begin Input data

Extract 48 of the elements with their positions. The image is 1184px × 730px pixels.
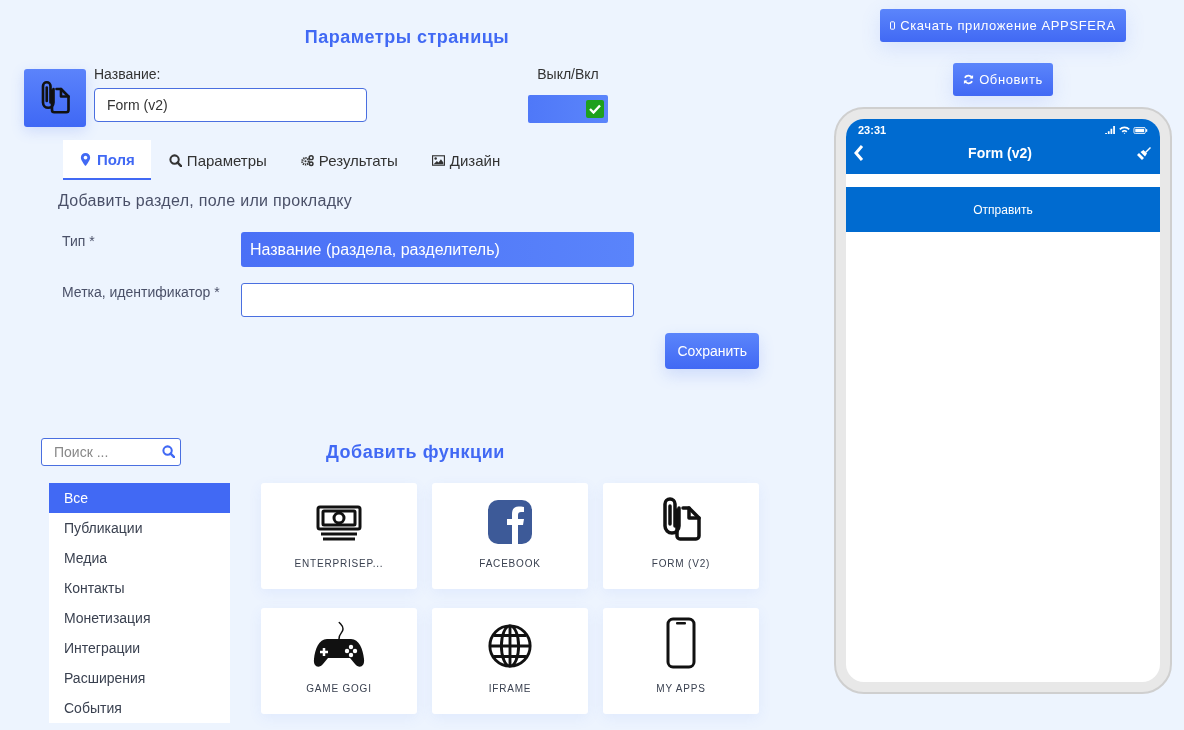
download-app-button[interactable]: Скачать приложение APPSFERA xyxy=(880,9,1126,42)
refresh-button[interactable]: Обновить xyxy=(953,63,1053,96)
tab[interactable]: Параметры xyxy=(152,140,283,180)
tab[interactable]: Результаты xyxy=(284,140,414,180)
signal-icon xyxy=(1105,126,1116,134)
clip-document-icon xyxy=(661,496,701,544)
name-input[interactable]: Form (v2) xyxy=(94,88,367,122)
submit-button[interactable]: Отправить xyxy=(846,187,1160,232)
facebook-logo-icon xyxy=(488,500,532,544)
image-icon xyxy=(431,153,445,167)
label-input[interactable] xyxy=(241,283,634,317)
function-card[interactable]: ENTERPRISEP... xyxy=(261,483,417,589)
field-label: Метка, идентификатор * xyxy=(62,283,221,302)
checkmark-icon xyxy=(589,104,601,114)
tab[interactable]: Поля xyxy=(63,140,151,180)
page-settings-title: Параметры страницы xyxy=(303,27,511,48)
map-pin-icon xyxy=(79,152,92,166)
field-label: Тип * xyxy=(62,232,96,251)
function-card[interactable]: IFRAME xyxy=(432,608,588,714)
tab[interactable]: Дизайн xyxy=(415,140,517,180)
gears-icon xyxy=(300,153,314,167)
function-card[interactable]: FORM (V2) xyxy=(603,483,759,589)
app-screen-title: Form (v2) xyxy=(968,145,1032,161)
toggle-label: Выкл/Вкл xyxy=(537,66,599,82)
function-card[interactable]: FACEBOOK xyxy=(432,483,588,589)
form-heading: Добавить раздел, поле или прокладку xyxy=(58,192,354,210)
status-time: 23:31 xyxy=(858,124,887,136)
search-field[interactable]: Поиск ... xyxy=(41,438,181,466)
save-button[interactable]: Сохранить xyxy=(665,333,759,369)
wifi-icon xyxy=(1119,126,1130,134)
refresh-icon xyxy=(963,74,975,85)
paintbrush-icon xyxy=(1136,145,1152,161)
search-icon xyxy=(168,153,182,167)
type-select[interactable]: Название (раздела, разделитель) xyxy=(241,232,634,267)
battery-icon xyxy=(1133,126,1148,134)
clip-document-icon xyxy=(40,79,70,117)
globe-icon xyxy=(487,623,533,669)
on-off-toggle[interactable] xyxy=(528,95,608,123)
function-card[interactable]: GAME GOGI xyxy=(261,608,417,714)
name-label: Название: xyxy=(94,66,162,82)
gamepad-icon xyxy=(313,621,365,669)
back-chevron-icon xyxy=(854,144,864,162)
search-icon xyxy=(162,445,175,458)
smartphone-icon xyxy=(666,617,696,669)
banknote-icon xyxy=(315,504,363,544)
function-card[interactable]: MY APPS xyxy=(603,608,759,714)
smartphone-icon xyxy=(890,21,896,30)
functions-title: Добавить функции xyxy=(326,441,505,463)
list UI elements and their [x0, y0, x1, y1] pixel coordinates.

end Input data

* Objective *
Rewrite the material starting at the line that has "download-app-button[interactable]: Скачать приложение" and stopping after the line that has "field-label: Тип * xyxy=(62,232,96,251)", with "field-label" changed to "form-label" and nothing else altered.

* Result of this task *
download-app-button[interactable]: Скачать приложение APPSFERA xyxy=(880,9,1126,42)
refresh-button[interactable]: Обновить xyxy=(953,63,1053,96)
tab[interactable]: Параметры xyxy=(152,140,283,180)
tab[interactable]: Результаты xyxy=(284,140,414,180)
signal-icon xyxy=(1105,126,1116,134)
clip-document-icon xyxy=(661,496,701,544)
name-input[interactable]: Form (v2) xyxy=(94,88,367,122)
submit-button[interactable]: Отправить xyxy=(846,187,1160,232)
facebook-logo-icon xyxy=(488,500,532,544)
image-icon xyxy=(431,153,445,167)
label-input[interactable] xyxy=(241,283,634,317)
function-card[interactable]: ENTERPRISEP... xyxy=(261,483,417,589)
form-label: Метка, идентификатор * xyxy=(62,283,221,302)
checkmark-icon xyxy=(589,104,601,114)
tab[interactable]: Поля xyxy=(63,140,151,180)
page-settings-title: Параметры страницы xyxy=(303,27,511,48)
map-pin-icon xyxy=(79,152,92,166)
form-label: Тип * xyxy=(62,232,96,251)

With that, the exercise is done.